(Stored data)
Start

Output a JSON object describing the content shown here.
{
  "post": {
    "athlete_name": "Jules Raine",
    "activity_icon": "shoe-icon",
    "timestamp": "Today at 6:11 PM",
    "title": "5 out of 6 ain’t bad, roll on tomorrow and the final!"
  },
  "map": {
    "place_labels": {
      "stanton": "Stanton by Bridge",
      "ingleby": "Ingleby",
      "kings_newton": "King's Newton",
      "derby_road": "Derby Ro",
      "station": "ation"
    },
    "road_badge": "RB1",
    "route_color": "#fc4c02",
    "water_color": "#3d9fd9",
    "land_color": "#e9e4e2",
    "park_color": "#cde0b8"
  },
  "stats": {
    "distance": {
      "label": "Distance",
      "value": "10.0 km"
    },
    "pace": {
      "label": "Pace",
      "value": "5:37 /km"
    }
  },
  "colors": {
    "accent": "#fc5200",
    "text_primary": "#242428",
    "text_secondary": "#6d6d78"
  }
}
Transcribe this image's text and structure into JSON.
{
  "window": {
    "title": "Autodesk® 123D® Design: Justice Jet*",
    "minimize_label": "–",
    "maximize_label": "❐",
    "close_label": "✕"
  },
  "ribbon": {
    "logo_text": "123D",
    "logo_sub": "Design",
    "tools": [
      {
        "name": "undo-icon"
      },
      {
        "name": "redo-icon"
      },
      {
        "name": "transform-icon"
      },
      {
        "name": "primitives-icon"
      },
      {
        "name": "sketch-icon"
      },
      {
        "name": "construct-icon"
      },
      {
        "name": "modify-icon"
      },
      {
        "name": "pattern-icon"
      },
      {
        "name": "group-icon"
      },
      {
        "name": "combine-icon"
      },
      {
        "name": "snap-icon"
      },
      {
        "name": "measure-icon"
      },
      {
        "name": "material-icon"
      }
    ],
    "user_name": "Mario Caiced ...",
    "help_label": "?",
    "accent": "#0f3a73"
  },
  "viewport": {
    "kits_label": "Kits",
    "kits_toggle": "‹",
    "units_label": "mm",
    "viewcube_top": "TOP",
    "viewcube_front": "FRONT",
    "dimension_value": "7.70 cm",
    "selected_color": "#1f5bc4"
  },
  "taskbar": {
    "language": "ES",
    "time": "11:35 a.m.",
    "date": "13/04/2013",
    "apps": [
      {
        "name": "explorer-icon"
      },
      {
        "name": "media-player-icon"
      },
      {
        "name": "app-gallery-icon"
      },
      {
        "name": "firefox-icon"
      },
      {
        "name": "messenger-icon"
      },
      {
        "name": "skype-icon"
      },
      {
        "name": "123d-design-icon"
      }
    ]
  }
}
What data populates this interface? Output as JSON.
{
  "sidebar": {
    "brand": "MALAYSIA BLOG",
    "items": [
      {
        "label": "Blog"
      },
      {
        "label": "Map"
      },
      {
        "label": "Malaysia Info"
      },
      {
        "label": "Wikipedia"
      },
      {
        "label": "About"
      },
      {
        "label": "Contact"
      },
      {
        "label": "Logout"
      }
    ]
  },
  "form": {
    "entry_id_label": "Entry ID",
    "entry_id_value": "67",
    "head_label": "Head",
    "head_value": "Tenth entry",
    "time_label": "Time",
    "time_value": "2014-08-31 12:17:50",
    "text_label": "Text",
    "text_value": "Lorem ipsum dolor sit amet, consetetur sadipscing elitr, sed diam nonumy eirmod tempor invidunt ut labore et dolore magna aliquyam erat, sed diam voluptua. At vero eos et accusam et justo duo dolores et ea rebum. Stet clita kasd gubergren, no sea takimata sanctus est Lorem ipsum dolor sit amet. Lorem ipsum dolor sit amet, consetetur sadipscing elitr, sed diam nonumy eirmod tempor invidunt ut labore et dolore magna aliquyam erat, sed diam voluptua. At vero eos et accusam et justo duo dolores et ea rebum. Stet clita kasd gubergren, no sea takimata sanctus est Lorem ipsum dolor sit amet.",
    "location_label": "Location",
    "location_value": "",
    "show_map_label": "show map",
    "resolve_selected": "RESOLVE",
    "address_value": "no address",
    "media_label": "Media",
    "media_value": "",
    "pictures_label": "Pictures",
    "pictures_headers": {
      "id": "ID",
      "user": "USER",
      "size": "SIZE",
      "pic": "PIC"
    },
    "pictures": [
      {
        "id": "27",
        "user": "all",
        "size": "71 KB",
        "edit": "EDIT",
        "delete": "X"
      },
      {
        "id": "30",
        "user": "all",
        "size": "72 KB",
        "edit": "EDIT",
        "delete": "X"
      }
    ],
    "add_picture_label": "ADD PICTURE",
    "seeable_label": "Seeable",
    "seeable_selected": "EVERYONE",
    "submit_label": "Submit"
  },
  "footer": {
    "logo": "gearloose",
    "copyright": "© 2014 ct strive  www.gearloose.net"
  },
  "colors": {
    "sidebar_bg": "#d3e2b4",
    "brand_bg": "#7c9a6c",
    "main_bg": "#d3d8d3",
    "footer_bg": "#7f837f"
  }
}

End

Work instructions>
Of the lines in the data, how many contain the word "Output"? Provide the number and nothing further.

Answer to the task>
2